▸ **Written problem**
Sift the material for lines containing "ylabel", and return them.
···
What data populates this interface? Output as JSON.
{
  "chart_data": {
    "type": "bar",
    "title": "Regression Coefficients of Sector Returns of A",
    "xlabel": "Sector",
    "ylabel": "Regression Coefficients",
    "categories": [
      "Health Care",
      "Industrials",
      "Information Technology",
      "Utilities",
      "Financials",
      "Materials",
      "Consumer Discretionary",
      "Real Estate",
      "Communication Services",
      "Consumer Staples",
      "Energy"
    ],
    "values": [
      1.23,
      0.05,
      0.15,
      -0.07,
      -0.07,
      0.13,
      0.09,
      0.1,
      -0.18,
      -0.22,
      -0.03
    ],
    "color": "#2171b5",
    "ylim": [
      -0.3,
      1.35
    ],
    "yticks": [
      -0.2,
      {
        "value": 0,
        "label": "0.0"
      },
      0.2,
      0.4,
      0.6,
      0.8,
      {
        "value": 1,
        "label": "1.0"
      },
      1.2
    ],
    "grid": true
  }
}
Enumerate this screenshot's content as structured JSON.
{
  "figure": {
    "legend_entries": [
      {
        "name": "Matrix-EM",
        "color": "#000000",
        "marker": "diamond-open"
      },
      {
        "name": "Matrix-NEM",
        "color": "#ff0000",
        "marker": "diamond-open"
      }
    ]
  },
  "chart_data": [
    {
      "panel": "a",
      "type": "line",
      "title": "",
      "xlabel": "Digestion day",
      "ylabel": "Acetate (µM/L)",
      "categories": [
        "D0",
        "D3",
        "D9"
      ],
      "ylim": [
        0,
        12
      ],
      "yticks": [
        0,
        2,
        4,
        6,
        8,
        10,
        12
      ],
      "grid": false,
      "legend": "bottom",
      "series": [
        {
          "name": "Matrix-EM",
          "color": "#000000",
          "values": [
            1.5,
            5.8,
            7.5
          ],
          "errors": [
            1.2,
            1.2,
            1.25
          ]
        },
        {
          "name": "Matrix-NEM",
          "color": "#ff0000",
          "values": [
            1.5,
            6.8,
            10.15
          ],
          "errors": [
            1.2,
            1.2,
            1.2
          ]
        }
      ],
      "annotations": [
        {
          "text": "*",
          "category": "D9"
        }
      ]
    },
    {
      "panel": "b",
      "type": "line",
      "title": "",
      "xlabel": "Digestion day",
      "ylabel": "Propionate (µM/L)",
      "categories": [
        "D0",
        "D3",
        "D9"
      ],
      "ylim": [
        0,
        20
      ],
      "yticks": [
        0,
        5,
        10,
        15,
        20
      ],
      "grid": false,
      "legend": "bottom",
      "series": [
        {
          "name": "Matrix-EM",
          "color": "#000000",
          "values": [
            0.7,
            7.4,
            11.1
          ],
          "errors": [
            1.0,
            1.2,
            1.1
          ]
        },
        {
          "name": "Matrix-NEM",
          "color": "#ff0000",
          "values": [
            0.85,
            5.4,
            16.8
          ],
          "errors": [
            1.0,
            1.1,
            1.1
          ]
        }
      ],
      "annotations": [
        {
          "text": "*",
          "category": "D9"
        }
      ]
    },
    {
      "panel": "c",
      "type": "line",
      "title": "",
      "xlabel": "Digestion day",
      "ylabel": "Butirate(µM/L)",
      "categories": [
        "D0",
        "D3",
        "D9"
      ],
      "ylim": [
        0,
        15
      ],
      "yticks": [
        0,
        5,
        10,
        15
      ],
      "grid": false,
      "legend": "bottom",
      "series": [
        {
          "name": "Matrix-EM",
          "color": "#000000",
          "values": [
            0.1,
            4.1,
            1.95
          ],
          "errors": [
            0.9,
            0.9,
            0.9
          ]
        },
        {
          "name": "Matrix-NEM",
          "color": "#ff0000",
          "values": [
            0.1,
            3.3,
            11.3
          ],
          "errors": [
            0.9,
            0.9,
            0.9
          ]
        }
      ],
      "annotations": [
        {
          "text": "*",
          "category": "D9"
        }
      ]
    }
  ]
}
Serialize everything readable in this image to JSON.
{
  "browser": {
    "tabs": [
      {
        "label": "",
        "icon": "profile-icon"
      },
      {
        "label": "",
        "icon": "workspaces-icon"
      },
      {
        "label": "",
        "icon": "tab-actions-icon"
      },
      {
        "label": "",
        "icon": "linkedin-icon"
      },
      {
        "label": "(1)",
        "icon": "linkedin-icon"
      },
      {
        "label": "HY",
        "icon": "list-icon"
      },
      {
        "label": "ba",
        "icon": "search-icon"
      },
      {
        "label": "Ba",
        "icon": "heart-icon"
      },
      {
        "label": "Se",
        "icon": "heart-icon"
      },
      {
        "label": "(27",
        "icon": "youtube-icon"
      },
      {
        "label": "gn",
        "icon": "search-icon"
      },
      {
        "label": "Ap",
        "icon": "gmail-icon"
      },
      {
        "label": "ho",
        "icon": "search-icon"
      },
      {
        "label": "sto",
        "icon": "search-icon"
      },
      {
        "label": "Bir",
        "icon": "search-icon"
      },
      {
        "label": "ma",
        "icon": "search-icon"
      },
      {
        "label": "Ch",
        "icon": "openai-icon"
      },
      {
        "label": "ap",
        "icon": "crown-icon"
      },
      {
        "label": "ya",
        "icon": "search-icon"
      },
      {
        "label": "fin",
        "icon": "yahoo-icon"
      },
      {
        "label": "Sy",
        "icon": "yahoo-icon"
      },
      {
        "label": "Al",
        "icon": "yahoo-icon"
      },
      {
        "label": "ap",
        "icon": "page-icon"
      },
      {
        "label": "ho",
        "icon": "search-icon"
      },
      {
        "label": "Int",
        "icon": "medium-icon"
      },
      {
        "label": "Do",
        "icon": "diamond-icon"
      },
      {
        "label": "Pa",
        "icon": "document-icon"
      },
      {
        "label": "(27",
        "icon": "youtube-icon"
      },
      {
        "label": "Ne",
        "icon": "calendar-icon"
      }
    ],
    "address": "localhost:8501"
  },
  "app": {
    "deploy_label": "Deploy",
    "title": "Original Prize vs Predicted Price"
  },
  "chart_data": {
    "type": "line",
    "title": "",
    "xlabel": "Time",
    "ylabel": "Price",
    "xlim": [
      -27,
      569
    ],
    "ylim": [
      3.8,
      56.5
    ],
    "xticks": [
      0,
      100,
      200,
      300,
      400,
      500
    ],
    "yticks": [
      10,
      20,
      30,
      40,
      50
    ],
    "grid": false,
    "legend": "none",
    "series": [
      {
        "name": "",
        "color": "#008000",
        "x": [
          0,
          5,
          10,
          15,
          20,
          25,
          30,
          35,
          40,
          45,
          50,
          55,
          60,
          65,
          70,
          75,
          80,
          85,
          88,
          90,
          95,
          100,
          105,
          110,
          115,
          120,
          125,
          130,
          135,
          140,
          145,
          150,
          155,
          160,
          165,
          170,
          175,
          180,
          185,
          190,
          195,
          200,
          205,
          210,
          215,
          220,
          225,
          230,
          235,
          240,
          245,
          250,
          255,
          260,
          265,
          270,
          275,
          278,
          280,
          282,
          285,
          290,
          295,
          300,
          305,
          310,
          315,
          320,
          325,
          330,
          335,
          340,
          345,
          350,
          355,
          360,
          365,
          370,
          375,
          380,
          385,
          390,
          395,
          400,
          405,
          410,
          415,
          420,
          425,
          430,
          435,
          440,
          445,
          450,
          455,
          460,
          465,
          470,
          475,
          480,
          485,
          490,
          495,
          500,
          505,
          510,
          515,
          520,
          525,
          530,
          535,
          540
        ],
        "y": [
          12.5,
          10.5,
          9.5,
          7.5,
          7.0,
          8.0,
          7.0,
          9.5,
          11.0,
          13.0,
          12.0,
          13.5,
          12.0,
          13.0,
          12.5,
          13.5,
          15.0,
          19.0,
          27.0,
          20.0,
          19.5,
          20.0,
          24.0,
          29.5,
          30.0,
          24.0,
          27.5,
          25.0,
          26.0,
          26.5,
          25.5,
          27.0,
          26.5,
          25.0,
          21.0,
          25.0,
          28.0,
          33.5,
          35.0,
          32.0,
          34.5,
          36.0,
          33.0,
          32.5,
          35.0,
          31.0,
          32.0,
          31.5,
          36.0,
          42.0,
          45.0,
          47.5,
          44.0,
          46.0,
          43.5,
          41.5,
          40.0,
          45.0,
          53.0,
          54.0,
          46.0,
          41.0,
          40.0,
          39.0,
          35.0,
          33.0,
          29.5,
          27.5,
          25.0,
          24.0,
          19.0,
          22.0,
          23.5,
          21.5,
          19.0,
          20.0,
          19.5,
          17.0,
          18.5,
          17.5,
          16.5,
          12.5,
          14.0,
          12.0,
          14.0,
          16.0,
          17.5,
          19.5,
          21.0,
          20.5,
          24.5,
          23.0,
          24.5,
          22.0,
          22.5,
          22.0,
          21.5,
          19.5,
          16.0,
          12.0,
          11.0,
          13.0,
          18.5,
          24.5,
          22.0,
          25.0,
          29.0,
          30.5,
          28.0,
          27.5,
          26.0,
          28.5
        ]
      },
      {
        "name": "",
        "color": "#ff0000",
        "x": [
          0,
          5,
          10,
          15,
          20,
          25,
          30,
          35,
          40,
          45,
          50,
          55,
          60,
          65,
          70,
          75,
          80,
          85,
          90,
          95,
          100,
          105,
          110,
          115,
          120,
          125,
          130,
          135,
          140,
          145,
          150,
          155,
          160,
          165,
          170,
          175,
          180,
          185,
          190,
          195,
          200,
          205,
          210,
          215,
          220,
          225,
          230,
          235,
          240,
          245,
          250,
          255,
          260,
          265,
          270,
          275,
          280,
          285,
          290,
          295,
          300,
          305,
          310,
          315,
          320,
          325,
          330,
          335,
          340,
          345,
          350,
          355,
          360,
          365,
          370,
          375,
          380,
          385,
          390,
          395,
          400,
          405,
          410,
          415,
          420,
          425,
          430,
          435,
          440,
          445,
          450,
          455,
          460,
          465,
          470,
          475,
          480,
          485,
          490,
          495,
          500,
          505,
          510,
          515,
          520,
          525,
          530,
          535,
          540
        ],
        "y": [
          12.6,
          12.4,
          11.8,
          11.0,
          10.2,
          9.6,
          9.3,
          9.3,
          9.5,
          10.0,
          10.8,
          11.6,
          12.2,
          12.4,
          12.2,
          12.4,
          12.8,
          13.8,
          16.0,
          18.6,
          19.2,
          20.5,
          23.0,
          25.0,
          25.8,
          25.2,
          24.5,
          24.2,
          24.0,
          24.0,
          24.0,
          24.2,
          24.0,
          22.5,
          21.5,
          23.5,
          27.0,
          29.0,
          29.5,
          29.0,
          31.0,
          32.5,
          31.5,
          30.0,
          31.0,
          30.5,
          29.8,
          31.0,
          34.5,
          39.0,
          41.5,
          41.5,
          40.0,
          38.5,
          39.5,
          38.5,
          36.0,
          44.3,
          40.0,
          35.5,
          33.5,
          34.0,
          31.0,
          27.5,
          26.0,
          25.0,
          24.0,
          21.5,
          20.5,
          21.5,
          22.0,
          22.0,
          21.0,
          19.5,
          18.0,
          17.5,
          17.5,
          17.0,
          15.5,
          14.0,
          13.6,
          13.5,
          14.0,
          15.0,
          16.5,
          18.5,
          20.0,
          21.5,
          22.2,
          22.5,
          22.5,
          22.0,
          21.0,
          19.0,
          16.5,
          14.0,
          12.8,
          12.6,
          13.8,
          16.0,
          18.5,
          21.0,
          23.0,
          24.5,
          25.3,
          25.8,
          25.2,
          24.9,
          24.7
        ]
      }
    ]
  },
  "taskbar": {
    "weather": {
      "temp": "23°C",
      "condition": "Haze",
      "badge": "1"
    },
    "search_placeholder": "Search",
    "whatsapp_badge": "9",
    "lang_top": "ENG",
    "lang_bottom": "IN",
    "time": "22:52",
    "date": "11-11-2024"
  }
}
···
▸ **Written solution**
    "ylabel": "Regression Coefficients",
      "ylabel": "Acetate (µM/L)",
      "ylabel": "Propionate (µM/L)",
      "ylabel": "Butirate(µM/L)",
    "ylabel": "Price",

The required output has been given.